* Start *

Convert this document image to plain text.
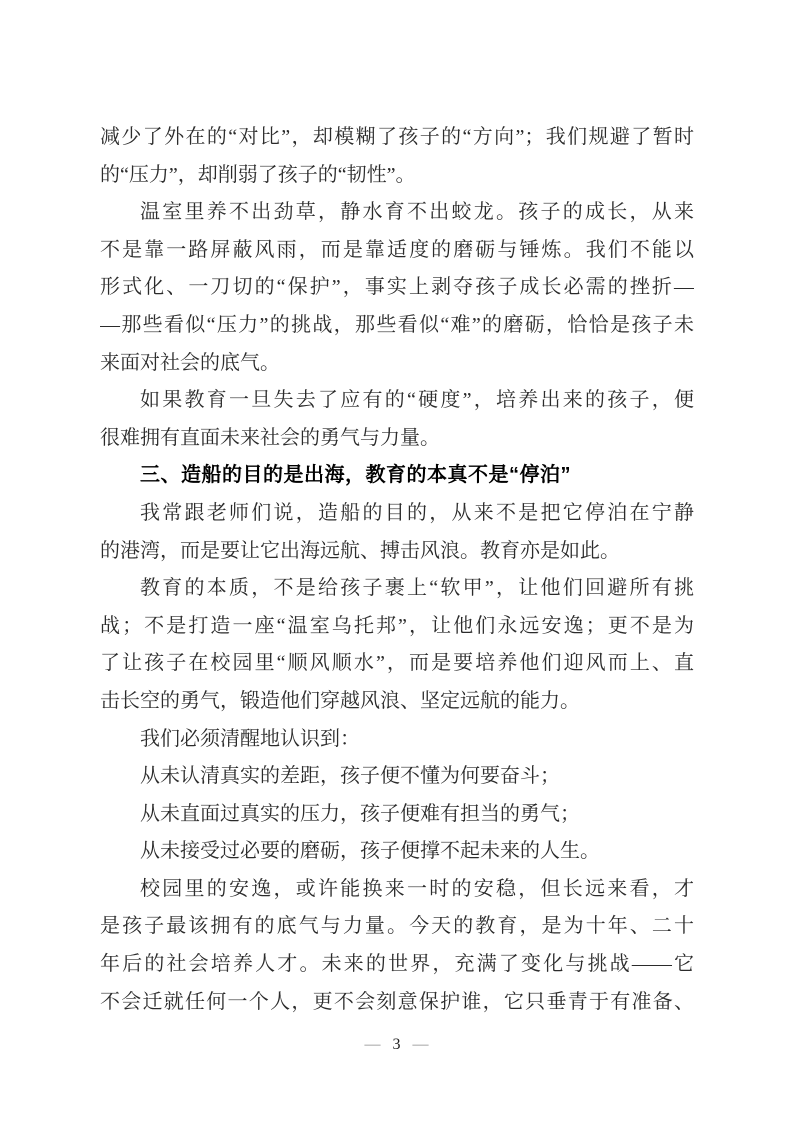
减少了外在的“对比”，却模糊了孩子的“方向”；我们规避了暂时
的“压力”，却削弱了孩子的“韧性”。
温室里养不出劲草，静水育不出蛟龙。孩子的成长，从来
不是靠一路屏蔽风雨，而是靠适度的磨砺与锤炼。我们不能以
形式化、一刀切的“保护”，事实上剥夺孩子成长必需的挫折—
—那些看似“压力”的挑战，那些看似“难”的磨砺，恰恰是孩子未
来面对社会的底气。
如果教育一旦失去了应有的“硬度”，培养出来的孩子，便
很难拥有直面未来社会的勇气与力量。
三、造船的目的是出海，教育的本真不是“停泊”
我常跟老师们说，造船的目的，从来不是把它停泊在宁静
的港湾，而是要让它出海远航、搏击风浪。教育亦是如此。
教育的本质，不是给孩子裹上“软甲”，让他们回避所有挑
战；不是打造一座“温室乌托邦”，让他们永远安逸；更不是为
了让孩子在校园里“顺风顺水”，而是要培养他们迎风而上、直
击长空的勇气，锻造他们穿越风浪、坚定远航的能力。
我们必须清醒地认识到：
从未认清真实的差距，孩子便不懂为何要奋斗；
从未直面过真实的压力，孩子便难有担当的勇气；
从未接受过必要的磨砺，孩子便撑不起未来的人生。
校园里的安逸，或许能换来一时的安稳，但长远来看，才
是孩子最该拥有的底气与力量。今天的教育，是为十年、二十
年后的社会培养人才。未来的世界，充满了变化与挑战——它
不会迁就任何一个人，更不会刻意保护谁，它只垂青于有准备、
— 3 —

* End *

> _Given request_
Reproduce the records verbatim, omitting all images they contain.

> _Complete output_
Convert this document image to plain text.
减少了外在的“对比”，却模糊了孩子的“方向”；我们规避了暂时
的“压力”，却削弱了孩子的“韧性”。
温室里养不出劲草，静水育不出蛟龙。孩子的成长，从来
不是靠一路屏蔽风雨，而是靠适度的磨砺与锤炼。我们不能以
形式化、一刀切的“保护”，事实上剥夺孩子成长必需的挫折—
—那些看似“压力”的挑战，那些看似“难”的磨砺，恰恰是孩子未
来面对社会的底气。
如果教育一旦失去了应有的“硬度”，培养出来的孩子，便
很难拥有直面未来社会的勇气与力量。
三、造船的目的是出海，教育的本真不是“停泊”
我常跟老师们说，造船的目的，从来不是把它停泊在宁静
的港湾，而是要让它出海远航、搏击风浪。教育亦是如此。
教育的本质，不是给孩子裹上“软甲”，让他们回避所有挑
战；不是打造一座“温室乌托邦”，让他们永远安逸；更不是为
了让孩子在校园里“顺风顺水”，而是要培养他们迎风而上、直
击长空的勇气，锻造他们穿越风浪、坚定远航的能力。
我们必须清醒地认识到：
从未认清真实的差距，孩子便不懂为何要奋斗；
从未直面过真实的压力，孩子便难有担当的勇气；
从未接受过必要的磨砺，孩子便撑不起未来的人生。
校园里的安逸，或许能换来一时的安稳，但长远来看，才
是孩子最该拥有的底气与力量。今天的教育，是为十年、二十
年后的社会培养人才。未来的世界，充满了变化与挑战——它
不会迁就任何一个人，更不会刻意保护谁，它只垂青于有准备、
— 3 —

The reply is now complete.